Lift out all lines below that contain "this".

+++ Excerpted data

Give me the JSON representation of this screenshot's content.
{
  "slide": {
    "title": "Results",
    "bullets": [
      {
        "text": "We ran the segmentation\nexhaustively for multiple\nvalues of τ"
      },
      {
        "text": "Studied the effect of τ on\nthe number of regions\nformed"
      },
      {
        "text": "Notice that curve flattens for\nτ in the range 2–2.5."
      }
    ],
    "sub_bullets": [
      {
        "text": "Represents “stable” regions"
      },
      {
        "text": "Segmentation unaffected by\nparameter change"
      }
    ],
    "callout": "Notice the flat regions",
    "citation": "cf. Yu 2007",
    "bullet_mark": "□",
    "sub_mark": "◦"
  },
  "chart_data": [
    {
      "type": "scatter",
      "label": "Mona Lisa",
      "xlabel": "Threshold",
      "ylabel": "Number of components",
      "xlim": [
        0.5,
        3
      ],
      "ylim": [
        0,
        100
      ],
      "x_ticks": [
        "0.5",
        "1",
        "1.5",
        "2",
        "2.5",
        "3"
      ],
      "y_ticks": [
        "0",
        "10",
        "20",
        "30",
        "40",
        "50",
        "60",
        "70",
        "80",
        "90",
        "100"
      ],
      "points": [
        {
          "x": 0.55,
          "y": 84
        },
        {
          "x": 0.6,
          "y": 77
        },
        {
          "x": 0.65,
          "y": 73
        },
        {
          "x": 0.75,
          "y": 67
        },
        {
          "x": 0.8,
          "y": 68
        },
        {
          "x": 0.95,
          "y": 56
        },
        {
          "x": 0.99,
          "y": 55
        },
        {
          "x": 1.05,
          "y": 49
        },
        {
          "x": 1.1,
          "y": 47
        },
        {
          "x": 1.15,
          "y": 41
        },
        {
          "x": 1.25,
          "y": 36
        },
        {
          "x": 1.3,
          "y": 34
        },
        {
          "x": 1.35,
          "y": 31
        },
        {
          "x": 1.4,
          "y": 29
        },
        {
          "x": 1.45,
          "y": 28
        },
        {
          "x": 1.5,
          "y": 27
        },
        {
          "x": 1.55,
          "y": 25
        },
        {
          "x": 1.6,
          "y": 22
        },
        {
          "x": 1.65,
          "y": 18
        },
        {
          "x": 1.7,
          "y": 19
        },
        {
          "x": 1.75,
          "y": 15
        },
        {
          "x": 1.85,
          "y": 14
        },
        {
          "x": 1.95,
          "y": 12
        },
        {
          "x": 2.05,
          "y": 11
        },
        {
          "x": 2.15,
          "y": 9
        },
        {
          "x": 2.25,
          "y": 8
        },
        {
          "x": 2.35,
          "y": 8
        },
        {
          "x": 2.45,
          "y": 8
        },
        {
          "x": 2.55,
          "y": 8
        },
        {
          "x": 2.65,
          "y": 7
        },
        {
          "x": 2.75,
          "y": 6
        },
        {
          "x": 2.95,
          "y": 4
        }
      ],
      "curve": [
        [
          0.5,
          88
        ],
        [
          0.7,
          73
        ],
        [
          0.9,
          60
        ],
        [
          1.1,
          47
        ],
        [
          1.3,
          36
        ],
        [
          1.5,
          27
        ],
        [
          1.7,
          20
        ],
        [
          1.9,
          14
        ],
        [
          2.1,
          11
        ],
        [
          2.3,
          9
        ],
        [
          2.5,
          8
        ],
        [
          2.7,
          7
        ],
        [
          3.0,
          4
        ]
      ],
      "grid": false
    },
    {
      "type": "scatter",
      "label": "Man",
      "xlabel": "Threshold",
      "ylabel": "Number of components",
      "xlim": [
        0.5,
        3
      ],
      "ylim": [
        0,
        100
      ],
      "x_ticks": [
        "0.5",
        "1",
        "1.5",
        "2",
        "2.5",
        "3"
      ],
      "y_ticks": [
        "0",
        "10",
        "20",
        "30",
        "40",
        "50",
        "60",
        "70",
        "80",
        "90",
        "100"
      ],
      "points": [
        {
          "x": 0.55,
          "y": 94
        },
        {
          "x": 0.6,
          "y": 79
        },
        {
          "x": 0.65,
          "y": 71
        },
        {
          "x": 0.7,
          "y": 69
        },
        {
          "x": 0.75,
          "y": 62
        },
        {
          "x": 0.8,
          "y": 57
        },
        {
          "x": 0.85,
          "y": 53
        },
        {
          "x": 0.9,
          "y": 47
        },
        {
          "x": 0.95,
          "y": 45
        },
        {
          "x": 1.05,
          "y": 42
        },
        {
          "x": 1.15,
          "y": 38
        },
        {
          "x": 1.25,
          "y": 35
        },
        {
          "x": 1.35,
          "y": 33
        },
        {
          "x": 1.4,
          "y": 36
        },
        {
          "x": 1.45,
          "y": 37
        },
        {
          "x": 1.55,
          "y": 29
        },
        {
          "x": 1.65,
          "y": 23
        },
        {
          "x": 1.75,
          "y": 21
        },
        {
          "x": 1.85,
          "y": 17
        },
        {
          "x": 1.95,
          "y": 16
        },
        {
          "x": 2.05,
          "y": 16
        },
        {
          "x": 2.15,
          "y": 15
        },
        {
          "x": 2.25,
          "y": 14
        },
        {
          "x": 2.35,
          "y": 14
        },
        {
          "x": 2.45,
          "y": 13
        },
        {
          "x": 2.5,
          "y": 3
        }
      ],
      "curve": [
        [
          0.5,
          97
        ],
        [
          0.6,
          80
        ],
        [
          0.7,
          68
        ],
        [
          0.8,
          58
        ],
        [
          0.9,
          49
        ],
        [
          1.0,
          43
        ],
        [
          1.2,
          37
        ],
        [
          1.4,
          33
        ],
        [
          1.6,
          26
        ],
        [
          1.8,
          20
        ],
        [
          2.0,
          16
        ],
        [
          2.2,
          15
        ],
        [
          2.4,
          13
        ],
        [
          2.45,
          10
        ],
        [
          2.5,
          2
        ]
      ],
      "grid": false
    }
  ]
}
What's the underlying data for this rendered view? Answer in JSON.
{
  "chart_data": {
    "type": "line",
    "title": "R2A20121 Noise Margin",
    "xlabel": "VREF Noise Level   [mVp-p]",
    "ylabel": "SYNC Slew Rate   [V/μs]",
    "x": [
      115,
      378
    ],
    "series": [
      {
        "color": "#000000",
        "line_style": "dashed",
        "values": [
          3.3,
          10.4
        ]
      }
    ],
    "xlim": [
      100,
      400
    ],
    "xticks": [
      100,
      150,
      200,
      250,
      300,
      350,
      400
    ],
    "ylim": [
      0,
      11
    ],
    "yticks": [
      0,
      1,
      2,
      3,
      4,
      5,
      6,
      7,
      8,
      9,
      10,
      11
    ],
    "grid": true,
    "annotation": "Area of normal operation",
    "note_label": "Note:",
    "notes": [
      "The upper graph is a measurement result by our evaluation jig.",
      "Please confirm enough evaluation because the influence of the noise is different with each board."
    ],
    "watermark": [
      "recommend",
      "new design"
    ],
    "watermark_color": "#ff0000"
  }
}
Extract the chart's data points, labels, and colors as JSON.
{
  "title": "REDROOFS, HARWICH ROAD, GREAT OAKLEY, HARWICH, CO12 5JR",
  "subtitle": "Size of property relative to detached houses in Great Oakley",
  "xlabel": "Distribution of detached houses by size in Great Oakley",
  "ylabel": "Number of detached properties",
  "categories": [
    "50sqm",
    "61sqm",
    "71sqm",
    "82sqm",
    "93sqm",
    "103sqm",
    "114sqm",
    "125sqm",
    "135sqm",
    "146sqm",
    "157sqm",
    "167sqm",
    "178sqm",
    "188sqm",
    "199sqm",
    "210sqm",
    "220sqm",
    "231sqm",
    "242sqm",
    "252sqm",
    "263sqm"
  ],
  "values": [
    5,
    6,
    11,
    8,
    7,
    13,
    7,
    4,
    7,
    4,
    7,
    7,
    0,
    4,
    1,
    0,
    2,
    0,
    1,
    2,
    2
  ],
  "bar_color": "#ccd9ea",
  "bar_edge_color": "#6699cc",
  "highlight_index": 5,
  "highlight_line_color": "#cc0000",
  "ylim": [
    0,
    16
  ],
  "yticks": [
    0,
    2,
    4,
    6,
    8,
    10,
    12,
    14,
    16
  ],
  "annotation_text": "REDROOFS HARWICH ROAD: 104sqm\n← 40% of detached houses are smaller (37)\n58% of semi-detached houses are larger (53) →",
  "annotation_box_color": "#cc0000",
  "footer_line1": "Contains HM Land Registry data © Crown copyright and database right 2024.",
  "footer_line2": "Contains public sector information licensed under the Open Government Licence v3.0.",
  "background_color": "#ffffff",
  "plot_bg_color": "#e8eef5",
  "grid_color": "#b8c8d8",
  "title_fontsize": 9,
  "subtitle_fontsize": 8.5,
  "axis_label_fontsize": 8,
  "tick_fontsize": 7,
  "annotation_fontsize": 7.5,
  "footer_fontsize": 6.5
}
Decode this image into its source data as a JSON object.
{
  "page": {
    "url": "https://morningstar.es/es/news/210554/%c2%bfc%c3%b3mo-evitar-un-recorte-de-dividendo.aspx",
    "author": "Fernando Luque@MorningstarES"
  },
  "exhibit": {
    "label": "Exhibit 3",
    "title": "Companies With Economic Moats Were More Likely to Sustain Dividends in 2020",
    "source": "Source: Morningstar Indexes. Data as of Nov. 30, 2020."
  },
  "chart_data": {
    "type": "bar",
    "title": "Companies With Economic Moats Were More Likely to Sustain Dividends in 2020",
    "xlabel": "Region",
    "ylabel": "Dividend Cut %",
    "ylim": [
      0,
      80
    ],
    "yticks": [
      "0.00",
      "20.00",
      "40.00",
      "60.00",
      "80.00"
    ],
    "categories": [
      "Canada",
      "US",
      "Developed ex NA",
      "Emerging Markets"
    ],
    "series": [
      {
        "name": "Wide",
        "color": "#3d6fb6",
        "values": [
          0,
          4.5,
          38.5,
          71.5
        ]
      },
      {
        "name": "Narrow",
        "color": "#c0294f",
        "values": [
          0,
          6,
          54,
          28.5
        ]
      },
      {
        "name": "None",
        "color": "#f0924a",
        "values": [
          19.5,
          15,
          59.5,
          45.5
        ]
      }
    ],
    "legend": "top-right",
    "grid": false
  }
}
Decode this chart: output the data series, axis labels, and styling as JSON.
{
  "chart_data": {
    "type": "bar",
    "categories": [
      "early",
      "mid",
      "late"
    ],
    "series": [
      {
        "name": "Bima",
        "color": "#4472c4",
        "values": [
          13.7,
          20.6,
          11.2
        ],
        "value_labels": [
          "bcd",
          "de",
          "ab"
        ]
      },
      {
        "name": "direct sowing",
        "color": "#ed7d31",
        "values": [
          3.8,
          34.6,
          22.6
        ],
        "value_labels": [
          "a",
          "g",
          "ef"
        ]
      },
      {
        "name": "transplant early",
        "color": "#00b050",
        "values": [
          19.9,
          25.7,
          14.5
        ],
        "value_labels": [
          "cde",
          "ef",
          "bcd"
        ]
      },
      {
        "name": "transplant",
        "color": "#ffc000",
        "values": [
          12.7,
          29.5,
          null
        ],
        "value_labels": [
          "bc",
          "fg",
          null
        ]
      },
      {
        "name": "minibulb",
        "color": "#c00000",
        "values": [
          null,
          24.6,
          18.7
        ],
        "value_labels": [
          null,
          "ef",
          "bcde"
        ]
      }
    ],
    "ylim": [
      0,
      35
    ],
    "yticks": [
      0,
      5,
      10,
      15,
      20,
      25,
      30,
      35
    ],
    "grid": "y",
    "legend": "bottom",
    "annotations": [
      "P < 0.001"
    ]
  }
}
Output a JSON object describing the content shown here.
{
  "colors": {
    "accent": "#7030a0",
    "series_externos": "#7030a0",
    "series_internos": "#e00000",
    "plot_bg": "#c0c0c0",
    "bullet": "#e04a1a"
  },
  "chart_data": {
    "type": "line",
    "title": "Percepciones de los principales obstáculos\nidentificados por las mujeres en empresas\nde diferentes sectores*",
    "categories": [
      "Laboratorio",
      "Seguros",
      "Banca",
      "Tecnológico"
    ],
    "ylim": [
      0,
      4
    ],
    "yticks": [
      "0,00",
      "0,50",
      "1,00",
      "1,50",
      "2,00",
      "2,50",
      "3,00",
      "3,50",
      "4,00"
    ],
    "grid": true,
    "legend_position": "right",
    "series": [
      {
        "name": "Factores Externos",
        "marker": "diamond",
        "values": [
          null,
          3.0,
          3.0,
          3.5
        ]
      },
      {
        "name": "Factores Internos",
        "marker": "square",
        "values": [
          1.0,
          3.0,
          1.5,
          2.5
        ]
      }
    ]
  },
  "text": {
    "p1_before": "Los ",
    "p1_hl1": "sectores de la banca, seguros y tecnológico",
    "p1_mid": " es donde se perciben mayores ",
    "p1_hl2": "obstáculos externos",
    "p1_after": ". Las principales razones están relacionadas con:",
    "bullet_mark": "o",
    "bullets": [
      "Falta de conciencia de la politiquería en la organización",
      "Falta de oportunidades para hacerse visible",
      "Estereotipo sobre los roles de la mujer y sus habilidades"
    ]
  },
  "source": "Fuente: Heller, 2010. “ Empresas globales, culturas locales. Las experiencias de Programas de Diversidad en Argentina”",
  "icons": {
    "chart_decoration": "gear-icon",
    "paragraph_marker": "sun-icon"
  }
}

++++++

Reply to the task.
Give me the JSON representation of this screenshot's content.
What's the underlying data for this rendered view? Answer in JSON.
Decode this image into its source data as a JSON object.
Decode this chart: output the data series, axis labels, and styling as JSON.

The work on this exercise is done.